## Given exercise:
From the start of the records through the line that contains "button[interactable]: Back: [17, 15, 57, 55]", put each line into a Markdown table with the columns Row and Line. Row holds a running number, Line holds the line itself, and blank lines are skipped.

Begin

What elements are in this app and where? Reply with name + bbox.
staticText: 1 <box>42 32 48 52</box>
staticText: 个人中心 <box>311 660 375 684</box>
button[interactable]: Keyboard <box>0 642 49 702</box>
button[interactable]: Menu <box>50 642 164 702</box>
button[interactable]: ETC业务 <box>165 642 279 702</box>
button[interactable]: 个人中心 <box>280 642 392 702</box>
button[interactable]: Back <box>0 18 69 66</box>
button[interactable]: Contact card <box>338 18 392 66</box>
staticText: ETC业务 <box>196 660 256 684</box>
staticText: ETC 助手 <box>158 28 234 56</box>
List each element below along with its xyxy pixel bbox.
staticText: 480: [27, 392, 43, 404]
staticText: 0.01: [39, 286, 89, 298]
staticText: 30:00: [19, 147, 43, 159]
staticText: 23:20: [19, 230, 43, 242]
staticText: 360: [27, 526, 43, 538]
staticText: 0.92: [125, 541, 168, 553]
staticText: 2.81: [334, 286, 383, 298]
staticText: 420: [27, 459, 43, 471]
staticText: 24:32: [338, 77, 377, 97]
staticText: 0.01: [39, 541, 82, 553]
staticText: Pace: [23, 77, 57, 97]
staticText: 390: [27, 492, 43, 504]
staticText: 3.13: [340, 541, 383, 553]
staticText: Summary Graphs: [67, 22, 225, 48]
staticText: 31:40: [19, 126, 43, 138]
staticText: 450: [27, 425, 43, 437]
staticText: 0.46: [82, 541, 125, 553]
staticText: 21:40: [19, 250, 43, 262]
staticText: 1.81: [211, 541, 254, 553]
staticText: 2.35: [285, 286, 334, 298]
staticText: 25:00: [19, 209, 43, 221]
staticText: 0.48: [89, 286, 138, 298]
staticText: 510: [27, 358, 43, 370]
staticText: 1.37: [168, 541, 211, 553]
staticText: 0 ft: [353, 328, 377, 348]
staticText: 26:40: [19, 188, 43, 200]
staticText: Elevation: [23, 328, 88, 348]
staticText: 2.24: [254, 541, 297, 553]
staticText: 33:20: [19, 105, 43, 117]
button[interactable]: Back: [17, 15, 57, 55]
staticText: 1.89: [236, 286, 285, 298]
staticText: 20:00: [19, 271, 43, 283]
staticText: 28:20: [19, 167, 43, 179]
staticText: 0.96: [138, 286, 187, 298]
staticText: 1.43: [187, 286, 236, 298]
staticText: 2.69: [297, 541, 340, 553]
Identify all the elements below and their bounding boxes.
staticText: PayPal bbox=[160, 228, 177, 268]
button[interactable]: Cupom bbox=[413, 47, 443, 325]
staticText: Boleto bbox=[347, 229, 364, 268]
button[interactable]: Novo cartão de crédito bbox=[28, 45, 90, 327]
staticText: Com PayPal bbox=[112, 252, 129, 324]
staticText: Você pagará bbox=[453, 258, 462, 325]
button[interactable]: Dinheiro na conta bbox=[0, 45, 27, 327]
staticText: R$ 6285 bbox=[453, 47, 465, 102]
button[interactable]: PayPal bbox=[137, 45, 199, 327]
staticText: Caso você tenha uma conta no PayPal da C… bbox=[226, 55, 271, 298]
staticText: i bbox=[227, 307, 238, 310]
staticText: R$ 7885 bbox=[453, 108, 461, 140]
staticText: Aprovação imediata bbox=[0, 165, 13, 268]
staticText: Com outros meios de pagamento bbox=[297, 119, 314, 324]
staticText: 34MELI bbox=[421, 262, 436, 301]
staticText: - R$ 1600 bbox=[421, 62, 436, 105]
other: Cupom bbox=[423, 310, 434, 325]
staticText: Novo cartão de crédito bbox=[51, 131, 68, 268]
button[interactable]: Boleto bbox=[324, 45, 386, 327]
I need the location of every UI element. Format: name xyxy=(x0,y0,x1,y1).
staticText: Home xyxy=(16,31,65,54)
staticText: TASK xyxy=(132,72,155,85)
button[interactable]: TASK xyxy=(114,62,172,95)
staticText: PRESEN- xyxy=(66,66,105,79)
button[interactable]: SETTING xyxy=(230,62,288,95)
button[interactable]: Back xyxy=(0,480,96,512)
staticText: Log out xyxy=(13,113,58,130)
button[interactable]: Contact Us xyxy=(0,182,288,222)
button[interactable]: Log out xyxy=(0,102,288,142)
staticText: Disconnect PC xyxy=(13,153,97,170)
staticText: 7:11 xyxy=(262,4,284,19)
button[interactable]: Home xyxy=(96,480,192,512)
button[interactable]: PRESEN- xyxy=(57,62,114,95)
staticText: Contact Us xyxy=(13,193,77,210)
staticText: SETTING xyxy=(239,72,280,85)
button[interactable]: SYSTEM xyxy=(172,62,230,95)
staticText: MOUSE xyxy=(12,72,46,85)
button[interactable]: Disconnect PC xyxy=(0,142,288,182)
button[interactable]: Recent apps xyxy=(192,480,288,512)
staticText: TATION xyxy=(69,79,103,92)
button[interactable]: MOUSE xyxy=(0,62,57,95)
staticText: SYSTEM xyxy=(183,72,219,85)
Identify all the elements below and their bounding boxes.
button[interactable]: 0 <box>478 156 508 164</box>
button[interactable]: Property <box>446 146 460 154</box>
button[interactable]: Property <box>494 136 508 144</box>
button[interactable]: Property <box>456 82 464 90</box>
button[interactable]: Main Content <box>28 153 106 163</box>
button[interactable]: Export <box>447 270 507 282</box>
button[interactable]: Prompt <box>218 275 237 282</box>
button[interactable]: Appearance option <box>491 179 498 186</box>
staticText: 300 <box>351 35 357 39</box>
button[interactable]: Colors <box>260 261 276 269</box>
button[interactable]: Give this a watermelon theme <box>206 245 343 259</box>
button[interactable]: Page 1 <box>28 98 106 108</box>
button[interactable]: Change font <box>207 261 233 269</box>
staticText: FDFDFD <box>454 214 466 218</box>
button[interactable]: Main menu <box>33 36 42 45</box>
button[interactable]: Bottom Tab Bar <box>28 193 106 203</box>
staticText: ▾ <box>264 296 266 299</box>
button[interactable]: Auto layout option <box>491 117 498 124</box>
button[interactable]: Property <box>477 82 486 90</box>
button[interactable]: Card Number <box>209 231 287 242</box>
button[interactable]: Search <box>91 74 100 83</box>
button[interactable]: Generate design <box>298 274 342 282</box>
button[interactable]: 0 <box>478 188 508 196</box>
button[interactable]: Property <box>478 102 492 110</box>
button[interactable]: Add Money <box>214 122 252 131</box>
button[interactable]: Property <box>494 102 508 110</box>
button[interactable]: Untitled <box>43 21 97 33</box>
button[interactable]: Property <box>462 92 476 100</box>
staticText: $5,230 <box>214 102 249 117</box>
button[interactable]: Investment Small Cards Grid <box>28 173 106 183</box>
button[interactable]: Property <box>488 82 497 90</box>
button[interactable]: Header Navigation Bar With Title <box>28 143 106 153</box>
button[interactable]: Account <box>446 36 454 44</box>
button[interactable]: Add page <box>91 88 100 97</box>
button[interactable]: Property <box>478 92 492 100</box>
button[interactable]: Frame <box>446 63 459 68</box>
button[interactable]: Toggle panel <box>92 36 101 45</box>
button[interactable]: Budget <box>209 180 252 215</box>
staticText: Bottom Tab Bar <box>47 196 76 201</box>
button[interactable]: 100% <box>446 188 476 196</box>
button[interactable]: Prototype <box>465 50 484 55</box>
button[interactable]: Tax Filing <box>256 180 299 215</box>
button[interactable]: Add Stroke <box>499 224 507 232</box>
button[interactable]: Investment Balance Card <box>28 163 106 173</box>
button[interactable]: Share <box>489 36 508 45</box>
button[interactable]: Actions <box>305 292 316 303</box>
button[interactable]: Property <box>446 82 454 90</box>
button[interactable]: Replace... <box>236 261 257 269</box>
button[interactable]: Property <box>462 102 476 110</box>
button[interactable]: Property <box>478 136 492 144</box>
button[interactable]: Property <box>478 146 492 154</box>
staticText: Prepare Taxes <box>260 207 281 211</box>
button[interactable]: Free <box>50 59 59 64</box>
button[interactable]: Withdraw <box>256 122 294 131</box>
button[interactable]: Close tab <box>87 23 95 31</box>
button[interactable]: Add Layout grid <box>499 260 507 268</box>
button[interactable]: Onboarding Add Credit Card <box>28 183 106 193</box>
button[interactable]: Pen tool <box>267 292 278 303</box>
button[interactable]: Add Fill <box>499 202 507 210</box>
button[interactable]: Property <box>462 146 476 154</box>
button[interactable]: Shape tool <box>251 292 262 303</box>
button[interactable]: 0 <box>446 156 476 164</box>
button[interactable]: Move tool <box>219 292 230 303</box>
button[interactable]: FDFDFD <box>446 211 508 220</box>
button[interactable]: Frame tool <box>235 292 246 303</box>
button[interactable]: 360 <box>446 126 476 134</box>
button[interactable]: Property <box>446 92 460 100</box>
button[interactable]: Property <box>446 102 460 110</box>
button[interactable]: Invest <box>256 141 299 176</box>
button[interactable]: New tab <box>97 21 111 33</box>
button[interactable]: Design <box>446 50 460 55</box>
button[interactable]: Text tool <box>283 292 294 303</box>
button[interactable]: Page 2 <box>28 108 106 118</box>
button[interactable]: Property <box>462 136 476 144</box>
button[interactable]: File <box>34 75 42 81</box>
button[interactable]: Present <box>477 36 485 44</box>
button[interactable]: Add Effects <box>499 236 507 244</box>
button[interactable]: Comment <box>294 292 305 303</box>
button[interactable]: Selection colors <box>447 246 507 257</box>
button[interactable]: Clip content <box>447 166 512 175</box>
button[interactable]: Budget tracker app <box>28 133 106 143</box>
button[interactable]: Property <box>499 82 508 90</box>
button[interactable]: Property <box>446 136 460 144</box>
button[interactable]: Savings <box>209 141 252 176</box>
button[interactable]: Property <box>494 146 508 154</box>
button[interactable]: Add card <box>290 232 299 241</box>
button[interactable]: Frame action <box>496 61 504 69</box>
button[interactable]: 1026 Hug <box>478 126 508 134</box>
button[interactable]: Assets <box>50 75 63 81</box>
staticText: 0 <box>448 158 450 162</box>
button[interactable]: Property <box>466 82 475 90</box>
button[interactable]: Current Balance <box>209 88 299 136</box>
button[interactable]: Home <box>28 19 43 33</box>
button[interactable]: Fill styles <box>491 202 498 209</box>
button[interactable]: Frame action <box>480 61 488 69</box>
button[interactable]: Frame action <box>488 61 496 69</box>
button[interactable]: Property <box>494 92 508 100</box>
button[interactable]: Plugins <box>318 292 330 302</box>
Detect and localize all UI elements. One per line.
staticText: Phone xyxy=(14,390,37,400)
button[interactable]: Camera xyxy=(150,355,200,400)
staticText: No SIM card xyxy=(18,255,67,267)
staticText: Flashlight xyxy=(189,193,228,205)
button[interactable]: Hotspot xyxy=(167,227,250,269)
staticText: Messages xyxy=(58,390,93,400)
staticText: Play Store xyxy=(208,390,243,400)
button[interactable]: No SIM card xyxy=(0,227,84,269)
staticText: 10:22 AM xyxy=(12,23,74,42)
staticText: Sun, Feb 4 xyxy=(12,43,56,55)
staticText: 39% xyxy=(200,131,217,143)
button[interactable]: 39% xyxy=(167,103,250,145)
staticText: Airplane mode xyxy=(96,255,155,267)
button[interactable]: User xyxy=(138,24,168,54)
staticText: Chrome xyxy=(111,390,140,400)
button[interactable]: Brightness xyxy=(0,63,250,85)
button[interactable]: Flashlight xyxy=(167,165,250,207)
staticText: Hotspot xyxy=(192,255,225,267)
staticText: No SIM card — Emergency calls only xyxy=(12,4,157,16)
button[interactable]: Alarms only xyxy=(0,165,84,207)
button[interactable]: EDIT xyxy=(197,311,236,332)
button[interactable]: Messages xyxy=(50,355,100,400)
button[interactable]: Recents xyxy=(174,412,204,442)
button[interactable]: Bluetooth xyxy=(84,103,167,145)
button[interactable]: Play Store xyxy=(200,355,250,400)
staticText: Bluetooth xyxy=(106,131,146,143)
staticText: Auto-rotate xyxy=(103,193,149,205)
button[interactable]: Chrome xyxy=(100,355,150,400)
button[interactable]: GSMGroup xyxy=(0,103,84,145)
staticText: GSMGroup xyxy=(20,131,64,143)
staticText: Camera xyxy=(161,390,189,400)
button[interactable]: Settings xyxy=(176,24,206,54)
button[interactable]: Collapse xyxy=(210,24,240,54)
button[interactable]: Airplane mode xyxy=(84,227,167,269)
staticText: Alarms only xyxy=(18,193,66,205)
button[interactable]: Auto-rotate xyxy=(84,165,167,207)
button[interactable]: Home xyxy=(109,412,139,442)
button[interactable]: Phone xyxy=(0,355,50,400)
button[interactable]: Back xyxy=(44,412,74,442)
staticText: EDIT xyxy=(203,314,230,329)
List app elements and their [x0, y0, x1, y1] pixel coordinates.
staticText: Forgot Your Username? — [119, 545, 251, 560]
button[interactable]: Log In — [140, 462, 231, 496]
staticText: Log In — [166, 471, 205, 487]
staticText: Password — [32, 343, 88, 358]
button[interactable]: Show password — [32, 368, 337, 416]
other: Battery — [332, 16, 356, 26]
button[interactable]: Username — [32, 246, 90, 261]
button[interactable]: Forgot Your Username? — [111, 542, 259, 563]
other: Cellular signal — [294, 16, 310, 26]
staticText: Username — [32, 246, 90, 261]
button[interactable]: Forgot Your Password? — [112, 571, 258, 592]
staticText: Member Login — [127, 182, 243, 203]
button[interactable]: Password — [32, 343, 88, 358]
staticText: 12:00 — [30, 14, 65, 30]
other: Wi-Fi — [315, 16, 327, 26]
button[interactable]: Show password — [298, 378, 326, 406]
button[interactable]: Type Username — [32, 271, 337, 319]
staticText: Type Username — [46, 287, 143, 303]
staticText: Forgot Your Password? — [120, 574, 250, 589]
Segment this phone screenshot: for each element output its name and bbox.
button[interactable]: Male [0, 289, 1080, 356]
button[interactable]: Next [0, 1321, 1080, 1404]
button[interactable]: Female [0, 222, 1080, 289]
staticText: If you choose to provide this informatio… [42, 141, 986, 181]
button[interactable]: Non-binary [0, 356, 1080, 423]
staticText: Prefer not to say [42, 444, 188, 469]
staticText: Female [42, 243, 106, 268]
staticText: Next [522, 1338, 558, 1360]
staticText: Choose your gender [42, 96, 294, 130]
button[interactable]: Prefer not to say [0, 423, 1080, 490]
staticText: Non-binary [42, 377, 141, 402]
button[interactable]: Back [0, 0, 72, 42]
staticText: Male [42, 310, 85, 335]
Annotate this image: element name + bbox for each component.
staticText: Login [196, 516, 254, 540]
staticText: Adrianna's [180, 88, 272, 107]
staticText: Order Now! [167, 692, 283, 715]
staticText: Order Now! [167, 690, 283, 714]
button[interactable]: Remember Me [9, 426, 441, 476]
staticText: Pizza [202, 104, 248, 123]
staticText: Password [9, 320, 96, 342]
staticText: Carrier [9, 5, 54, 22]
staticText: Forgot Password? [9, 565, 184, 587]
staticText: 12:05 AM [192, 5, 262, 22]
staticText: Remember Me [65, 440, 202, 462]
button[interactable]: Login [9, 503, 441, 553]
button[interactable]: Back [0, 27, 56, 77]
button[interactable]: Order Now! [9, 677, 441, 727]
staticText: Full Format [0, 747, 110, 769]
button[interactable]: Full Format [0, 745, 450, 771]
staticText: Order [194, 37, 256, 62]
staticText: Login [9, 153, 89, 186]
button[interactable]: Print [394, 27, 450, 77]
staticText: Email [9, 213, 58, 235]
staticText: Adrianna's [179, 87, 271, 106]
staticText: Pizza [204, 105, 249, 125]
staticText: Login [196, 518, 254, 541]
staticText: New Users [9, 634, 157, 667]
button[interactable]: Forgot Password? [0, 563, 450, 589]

End

## Exercise output:
| Row | Line |
|---|---|
| 1 | What elements are in this app and where? Reply with name + bbox. |
| 2 | staticText: 1 <box>42 32 48 52</box> |
| 3 | staticText: 个人中心 <box>311 660 375 684</box> |
| 4 | button[interactable]: Keyboard <box>0 642 49 702</box> |
| 5 | button[interactable]: Menu <box>50 642 164 702</box> |
| 6 | button[interactable]: ETC业务 <box>165 642 279 702</box> |
| 7 | button[interactable]: 个人中心 <box>280 642 392 702</box> |
| 8 | button[interactable]: Back <box>0 18 69 66</box> |
| 9 | button[interactable]: Contact card <box>338 18 392 66</box> |
| 10 | staticText: ETC业务 <box>196 660 256 684</box> |
| 11 | staticText: ETC 助手 <box>158 28 234 56</box> |
| 12 | List each element below along with its xyxy pixel bbox. |
| 13 | staticText: 480: [27, 392, 43, 404] |
| 14 | staticText: 0.01: [39, 286, 89, 298] |
| 15 | staticText: 30:00: [19, 147, 43, 159] |
| 16 | staticText: 23:20: [19, 230, 43, 242] |
| 17 | staticText: 360: [27, 526, 43, 538] |
| 18 | staticText: 0.92: [125, 541, 168, 553] |
| 19 | staticText: 2.81: [334, 286, 383, 298] |
| 20 | staticText: 420: [27, 459, 43, 471] |
| 21 | staticText: 24:32: [338, 77, 377, 97] |
| 22 | staticText: 0.01: [39, 541, 82, 553] |
| 23 | staticText: Pace: [23, 77, 57, 97] |
| 24 | staticText: 390: [27, 492, 43, 504] |
| 25 | staticText: 3.13: [340, 541, 383, 553] |
| 26 | staticText: Summary Graphs: [67, 22, 225, 48] |
| 27 | staticText: 31:40: [19, 126, 43, 138] |
| 28 | staticText: 450: [27, 425, 43, 437] |
| 29 | staticText: 0.46: [82, 541, 125, 553] |
| 30 | staticText: 21:40: [19, 250, 43, 262] |
| 31 | staticText: 1.81: [211, 541, 254, 553] |
| 32 | staticText: 2.35: [285, 286, 334, 298] |
| 33 | staticText: 25:00: [19, 209, 43, 221] |
| 34 | staticText: 0.48: [89, 286, 138, 298] |
| 35 | staticText: 510: [27, 358, 43, 370] |
| 36 | staticText: 1.37: [168, 541, 211, 553] |
| 37 | staticText: 0 ft: [353, 328, 377, 348] |
| 38 | staticText: 26:40: [19, 188, 43, 200] |
| 39 | staticText: Elevation: [23, 328, 88, 348] |
| 40 | staticText: 2.24: [254, 541, 297, 553] |
| 41 | staticText: 33:20: [19, 105, 43, 117] |
| 42 | button[interactable]: Back: [17, 15, 57, 55] |